:: Given instruction ::
Scan the data below for the string "Title". Copy every line where it appears.

:: Entries ::
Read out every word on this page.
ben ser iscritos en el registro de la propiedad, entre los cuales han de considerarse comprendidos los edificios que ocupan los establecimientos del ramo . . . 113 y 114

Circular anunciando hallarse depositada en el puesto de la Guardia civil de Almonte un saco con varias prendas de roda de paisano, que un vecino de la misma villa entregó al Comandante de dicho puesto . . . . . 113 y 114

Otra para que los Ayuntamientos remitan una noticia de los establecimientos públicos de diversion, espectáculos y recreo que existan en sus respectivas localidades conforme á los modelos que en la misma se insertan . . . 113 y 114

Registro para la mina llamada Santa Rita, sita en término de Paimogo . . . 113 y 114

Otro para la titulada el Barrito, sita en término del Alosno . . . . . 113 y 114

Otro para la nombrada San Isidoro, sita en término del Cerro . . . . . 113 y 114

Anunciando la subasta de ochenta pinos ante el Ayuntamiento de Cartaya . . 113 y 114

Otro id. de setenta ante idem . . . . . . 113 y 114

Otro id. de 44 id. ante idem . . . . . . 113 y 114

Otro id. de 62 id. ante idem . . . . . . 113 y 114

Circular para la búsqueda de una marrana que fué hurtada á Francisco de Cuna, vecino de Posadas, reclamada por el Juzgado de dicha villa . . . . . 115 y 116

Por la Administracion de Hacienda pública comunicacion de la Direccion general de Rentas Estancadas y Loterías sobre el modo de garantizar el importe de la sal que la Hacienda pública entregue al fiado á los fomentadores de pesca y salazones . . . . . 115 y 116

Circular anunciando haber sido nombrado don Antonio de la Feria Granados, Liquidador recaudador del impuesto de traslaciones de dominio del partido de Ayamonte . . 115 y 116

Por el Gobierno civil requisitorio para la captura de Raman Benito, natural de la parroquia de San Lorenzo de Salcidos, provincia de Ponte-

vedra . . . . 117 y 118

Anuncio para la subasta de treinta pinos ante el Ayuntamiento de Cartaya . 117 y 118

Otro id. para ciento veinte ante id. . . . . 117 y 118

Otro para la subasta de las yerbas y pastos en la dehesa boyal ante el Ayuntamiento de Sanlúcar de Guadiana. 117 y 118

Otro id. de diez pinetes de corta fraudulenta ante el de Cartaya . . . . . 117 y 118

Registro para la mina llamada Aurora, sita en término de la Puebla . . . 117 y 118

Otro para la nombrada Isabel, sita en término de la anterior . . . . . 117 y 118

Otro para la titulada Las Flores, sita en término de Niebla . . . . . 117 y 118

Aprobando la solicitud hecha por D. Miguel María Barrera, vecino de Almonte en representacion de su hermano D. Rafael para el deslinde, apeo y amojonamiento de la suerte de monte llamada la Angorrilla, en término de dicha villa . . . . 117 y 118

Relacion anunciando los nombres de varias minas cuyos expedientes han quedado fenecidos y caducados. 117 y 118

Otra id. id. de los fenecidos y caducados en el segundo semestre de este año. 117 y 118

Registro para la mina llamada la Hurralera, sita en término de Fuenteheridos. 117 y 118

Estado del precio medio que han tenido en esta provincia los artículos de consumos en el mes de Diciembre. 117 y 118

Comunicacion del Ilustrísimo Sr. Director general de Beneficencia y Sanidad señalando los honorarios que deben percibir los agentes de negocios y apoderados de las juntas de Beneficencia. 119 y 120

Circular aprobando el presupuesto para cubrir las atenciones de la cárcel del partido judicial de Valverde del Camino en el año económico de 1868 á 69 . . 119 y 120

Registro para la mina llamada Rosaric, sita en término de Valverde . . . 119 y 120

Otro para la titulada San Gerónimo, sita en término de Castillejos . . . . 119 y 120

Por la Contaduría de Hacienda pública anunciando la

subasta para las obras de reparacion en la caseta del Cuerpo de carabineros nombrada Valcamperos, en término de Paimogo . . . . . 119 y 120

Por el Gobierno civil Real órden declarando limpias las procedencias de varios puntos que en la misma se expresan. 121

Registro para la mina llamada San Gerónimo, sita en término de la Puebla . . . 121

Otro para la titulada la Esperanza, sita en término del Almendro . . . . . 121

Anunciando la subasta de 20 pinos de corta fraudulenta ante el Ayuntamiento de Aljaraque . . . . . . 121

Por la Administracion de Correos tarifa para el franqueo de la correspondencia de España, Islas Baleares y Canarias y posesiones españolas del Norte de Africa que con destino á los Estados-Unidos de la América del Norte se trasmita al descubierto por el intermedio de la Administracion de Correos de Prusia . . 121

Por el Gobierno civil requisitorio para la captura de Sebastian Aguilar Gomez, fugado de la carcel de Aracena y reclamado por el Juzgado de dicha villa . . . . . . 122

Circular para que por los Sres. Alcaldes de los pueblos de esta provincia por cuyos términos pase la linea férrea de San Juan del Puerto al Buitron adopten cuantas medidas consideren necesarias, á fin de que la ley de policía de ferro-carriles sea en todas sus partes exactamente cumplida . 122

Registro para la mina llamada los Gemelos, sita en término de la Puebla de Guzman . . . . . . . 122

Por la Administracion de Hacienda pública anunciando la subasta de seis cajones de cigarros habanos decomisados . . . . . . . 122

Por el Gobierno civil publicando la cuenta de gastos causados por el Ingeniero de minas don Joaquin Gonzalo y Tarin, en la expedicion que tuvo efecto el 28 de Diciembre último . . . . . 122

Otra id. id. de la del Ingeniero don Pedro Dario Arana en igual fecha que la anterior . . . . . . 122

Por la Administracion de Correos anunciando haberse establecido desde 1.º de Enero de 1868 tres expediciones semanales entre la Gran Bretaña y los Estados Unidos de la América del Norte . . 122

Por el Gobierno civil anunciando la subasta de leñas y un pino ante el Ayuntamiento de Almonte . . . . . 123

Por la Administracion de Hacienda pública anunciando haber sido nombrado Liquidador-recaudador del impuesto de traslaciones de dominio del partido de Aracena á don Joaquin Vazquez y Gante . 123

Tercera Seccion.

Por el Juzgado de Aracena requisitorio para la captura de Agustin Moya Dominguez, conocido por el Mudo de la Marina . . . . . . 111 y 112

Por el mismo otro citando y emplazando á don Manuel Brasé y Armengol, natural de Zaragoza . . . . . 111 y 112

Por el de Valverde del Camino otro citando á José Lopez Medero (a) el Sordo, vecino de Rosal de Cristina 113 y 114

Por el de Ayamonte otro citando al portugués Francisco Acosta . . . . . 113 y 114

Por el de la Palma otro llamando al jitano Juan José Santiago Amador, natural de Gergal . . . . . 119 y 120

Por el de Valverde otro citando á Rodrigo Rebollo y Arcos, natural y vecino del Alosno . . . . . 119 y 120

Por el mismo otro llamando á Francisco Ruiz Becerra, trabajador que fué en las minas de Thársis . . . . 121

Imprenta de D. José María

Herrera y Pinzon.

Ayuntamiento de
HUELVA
---
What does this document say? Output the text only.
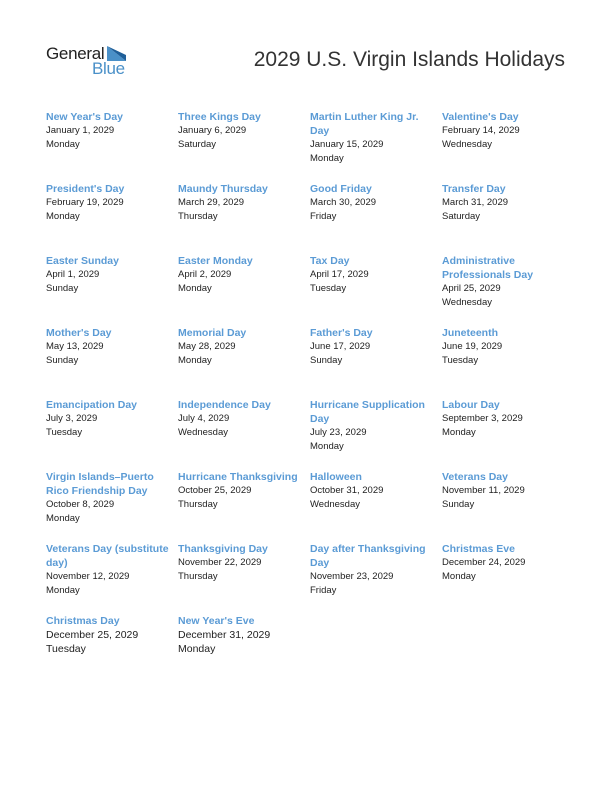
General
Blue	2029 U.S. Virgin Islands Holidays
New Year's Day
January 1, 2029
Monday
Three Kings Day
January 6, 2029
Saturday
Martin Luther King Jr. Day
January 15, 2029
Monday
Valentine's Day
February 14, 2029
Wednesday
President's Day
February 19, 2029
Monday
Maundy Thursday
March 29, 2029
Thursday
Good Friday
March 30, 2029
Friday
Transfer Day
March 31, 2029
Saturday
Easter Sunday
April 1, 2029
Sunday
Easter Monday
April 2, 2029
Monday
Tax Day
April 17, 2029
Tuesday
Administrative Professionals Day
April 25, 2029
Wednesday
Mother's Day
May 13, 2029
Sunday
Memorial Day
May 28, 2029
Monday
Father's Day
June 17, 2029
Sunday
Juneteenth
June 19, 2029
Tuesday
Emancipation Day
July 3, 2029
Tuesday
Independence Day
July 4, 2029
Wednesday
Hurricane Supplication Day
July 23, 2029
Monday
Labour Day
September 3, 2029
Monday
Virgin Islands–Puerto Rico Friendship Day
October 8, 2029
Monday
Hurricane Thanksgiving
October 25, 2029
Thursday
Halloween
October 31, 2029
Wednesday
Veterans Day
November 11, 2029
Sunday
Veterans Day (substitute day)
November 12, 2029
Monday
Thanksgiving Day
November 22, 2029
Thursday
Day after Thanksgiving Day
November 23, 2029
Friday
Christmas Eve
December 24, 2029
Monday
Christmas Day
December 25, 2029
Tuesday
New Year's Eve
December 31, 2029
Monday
...
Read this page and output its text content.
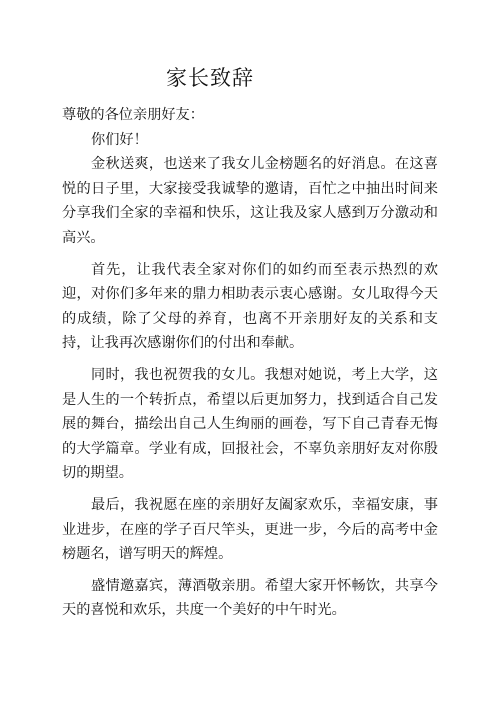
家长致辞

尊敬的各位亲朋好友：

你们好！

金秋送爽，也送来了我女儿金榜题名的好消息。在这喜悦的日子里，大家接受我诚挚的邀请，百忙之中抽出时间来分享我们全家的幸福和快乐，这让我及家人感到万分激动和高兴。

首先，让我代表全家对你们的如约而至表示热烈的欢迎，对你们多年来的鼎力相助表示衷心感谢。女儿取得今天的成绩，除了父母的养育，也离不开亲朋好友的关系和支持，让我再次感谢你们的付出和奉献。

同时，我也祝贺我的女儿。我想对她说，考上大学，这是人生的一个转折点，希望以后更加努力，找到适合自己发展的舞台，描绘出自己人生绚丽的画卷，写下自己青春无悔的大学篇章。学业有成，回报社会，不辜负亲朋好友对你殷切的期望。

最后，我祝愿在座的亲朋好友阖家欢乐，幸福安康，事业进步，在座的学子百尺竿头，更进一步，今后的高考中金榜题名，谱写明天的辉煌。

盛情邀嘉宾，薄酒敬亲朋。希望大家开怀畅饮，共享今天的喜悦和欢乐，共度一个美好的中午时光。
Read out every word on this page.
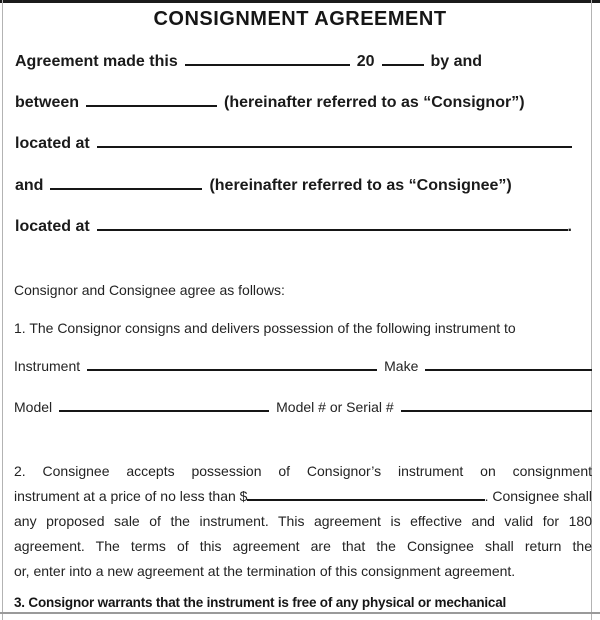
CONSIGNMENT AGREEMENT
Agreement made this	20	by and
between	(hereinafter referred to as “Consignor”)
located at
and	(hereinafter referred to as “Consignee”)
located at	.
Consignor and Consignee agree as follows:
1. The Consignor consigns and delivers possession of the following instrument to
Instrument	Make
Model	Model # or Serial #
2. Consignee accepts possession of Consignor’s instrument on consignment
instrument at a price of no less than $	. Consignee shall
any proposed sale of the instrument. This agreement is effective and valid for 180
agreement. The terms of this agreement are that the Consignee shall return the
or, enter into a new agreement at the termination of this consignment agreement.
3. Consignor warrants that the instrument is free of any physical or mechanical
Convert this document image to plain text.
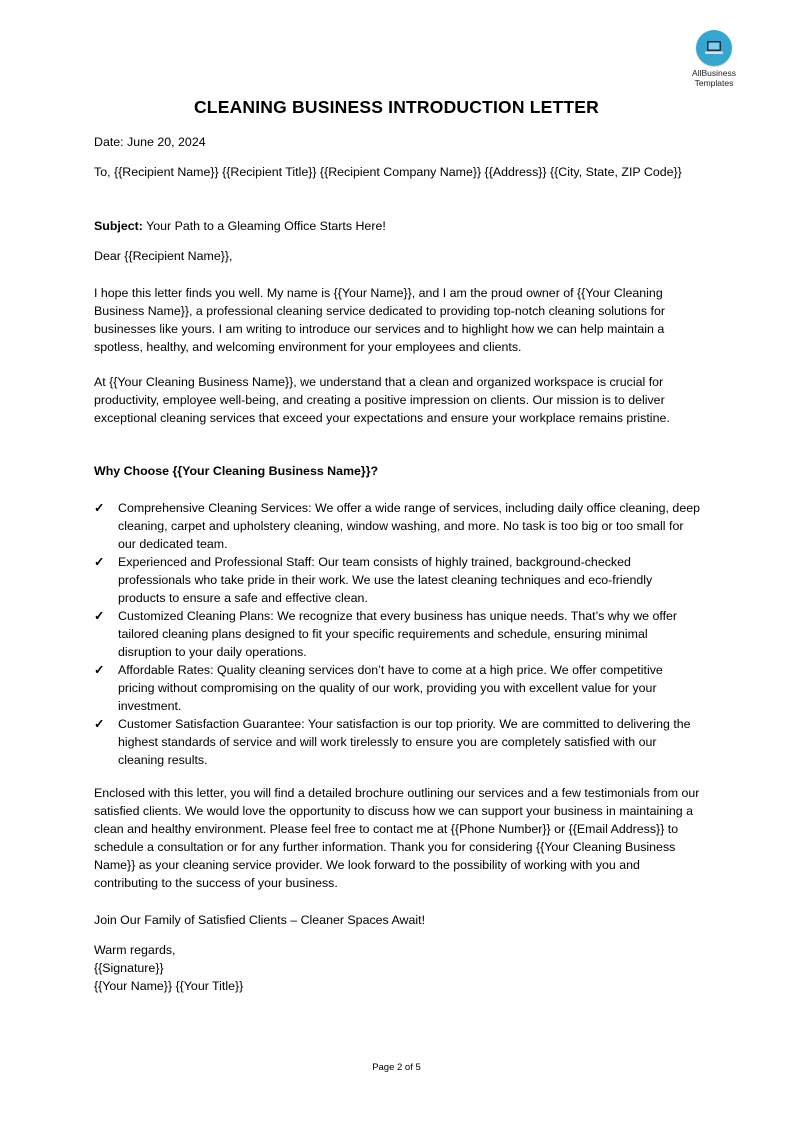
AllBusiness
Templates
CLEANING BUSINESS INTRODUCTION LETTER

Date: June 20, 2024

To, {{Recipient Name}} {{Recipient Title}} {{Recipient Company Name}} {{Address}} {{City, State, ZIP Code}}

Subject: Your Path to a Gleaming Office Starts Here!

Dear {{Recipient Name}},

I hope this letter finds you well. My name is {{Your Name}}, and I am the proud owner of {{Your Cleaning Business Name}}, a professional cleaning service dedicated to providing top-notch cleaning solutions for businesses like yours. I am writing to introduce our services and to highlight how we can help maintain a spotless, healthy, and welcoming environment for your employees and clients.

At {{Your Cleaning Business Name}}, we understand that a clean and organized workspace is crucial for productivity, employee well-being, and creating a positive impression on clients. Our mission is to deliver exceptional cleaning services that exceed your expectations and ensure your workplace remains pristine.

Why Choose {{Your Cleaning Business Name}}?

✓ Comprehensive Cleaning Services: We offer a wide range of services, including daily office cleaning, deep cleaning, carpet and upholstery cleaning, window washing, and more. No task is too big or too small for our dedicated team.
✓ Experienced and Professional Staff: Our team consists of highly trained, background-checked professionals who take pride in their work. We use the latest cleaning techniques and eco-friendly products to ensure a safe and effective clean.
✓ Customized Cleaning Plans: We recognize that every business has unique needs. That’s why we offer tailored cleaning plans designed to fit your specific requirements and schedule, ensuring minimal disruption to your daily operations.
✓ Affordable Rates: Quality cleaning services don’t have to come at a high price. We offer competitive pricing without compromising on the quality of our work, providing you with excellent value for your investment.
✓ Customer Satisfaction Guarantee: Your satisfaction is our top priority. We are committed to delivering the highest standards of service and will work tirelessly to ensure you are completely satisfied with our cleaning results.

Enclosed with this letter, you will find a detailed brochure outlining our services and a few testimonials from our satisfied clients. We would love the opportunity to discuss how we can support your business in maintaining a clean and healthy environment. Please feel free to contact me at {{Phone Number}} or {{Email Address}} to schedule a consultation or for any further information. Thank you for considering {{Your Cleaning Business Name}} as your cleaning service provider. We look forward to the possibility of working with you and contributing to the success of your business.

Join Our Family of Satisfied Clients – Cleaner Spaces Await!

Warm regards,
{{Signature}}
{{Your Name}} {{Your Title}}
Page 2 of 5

:: Result of the task ::
To, {{Recipient Name}} {{Recipient Title}} {{Recipient Company Name}} {{Address}} {{City, State, ZIP Code}}
{{Your Name}} {{Your Title}}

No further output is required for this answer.